WRITTEN EXERCISE
Each entry should be quoted word for word, including every mark of punctuation.

★ ★ ★ ★ ★

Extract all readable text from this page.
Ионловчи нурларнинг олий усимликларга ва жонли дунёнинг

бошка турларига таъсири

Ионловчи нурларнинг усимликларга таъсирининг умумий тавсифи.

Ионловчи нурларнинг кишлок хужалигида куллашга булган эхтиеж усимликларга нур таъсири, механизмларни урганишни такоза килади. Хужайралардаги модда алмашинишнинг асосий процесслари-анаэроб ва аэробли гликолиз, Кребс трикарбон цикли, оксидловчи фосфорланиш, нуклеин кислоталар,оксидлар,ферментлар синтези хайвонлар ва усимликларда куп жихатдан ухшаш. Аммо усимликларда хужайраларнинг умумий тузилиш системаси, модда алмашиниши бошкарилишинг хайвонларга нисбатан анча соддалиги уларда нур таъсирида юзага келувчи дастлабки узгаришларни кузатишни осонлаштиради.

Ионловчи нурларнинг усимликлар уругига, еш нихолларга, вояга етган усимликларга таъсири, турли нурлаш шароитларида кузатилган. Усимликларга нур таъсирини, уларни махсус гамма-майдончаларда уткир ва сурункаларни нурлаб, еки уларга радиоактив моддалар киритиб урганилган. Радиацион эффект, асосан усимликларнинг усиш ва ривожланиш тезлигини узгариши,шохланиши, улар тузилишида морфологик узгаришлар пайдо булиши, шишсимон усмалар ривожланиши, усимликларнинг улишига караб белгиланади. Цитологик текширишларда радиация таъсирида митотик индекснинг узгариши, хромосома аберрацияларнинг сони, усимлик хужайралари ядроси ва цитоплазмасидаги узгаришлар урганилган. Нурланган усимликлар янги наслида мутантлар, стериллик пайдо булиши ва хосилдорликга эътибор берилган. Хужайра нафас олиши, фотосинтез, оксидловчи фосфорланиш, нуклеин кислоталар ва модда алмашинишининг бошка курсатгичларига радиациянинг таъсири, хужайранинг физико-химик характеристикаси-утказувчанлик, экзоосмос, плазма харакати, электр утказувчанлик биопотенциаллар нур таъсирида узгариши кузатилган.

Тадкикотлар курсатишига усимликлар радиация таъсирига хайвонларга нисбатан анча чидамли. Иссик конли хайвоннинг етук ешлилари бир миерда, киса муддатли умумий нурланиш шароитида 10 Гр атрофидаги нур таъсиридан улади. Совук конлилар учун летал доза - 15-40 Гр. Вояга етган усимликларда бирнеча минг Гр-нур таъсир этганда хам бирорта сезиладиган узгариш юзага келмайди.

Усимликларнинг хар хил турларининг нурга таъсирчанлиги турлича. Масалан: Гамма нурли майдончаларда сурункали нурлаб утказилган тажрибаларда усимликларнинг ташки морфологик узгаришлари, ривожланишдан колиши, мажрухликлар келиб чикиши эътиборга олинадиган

★ ★ ★ ★ ★

SOLVED PROBLEM
Extract all readable text from this page.
Ионловчи нурларнинг олий усимликларга ва жонли дунёнинг

бошка турларига таъсири

Ионловчи нурларнинг усимликларга таъсирининг умумий тавсифи.

Ионловчи нурларнинг кишлок хужалигида куллашга булган эхтиеж усимликларга нур таъсири, механизмларни урганишни такоза килади. Хужайралардаги модда алмашинишнинг асосий процесслари-анаэроб ва аэробли гликолиз, Кребс трикарбон цикли, оксидловчи фосфорланиш, нуклеин кислоталар,оксидлар,ферментлар синтези хайвонлар ва усимликларда куп жихатдан ухшаш. Аммо усимликларда хужайраларнинг умумий тузилиш системаси, модда алмашиниши бошкарилишинг хайвонларга нисбатан анча соддалиги уларда нур таъсирида юзага келувчи дастлабки узгаришларни кузатишни осонлаштиради.

Ионловчи нурларнинг усимликлар уругига, еш нихолларга, вояга етган усимликларга таъсири, турли нурлаш шароитларида кузатилган. Усимликларга нур таъсирини, уларни махсус гамма-майдончаларда уткир ва сурункаларни нурлаб, еки уларга радиоактив моддалар киритиб урганилган. Радиацион эффект, асосан усимликларнинг усиш ва ривожланиш тезлигини узгариши,шохланиши, улар тузилишида морфологик узгаришлар пайдо булиши, шишсимон усмалар ривожланиши, усимликларнинг улишига караб белгиланади. Цитологик текширишларда радиация таъсирида митотик индекснинг узгариши, хромосома аберрацияларнинг сони, усимлик хужайралари ядроси ва цитоплазмасидаги узгаришлар урганилган. Нурланган усимликлар янги наслида мутантлар, стериллик пайдо булиши ва хосилдорликга эътибор берилган. Хужайра нафас олиши, фотосинтез, оксидловчи фосфорланиш, нуклеин кислоталар ва модда алмашинишининг бошка курсатгичларига радиациянинг таъсири, хужайранинг физико-химик характеристикаси-утказувчанлик, экзоосмос, плазма харакати, электр утказувчанлик биопотенциаллар нур таъсирида узгариши кузатилган.

Тадкикотлар курсатишига усимликлар радиация таъсирига хайвонларга нисбатан анча чидамли. Иссик конли хайвоннинг етук ешлилари бир миерда, киса муддатли умумий нурланиш шароитида 10 Гр атрофидаги нур таъсиридан улади. Совук конлилар учун летал доза - 15-40 Гр. Вояга етган усимликларда бирнеча минг Гр-нур таъсир этганда хам бирорта сезиладиган узгариш юзага келмайди.

Усимликларнинг хар хил турларининг нурга таъсирчанлиги турлича. Масалан: Гамма нурли майдончаларда сурункали нурлаб утказилган тажрибаларда усимликларнинг ташки морфологик узгаришлари, ривожланишдан колиши, мажрухликлар келиб чикиши эътиборга олинадиган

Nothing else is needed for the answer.